[Begin Material supplied]

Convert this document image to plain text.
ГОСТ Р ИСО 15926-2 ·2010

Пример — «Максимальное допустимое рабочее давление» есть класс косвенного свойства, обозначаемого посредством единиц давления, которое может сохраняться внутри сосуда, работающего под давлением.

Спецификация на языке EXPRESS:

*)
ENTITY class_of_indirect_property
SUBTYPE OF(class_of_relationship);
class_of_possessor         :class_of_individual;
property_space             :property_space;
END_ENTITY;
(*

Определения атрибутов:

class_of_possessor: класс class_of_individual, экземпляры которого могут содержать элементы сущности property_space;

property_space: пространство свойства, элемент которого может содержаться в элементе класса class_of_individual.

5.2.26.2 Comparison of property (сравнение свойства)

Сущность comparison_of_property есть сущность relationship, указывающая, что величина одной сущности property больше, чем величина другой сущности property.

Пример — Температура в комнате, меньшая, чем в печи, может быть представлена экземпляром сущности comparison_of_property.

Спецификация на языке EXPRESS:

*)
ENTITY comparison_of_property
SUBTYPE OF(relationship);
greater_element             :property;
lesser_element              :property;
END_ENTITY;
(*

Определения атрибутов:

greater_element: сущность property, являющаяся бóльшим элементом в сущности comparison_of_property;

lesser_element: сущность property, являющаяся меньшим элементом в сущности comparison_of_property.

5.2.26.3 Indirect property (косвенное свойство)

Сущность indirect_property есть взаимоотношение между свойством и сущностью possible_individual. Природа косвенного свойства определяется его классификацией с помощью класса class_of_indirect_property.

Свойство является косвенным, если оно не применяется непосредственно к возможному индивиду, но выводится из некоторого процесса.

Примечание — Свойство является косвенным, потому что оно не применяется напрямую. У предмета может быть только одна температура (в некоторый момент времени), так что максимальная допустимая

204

[End Material supplied]

» Exercise aim
Restate the whole listing exactly.

» Result of this task
Convert this document image to plain text.
ГОСТ Р ИСО 15926-2 ·2010

Пример — «Максимальное допустимое рабочее давление» есть класс косвенного свойства, обозначаемого посредством единиц давления, которое может сохраняться внутри сосуда, работающего под давлением.

Спецификация на языке EXPRESS:

*)
ENTITY class_of_indirect_property
SUBTYPE OF(class_of_relationship);
class_of_possessor         :class_of_individual;
property_space             :property_space;
END_ENTITY;
(*

Определения атрибутов:

class_of_possessor: класс class_of_individual, экземпляры которого могут содержать элементы сущности property_space;

property_space: пространство свойства, элемент которого может содержаться в элементе класса class_of_individual.

5.2.26.2 Comparison of property (сравнение свойства)

Сущность comparison_of_property есть сущность relationship, указывающая, что величина одной сущности property больше, чем величина другой сущности property.

Пример — Температура в комнате, меньшая, чем в печи, может быть представлена экземпляром сущности comparison_of_property.

Спецификация на языке EXPRESS:

*)
ENTITY comparison_of_property
SUBTYPE OF(relationship);
greater_element             :property;
lesser_element              :property;
END_ENTITY;
(*

Определения атрибутов:

greater_element: сущность property, являющаяся бóльшим элементом в сущности comparison_of_property;

lesser_element: сущность property, являющаяся меньшим элементом в сущности comparison_of_property.

5.2.26.3 Indirect property (косвенное свойство)

Сущность indirect_property есть взаимоотношение между свойством и сущностью possible_individual. Природа косвенного свойства определяется его классификацией с помощью класса class_of_indirect_property.

Свойство является косвенным, если оно не применяется непосредственно к возможному индивиду, но выводится из некоторого процесса.

Примечание — Свойство является косвенным, потому что оно не применяется напрямую. У предмета может быть только одна температура (в некоторый момент времени), так что максимальная допустимая

204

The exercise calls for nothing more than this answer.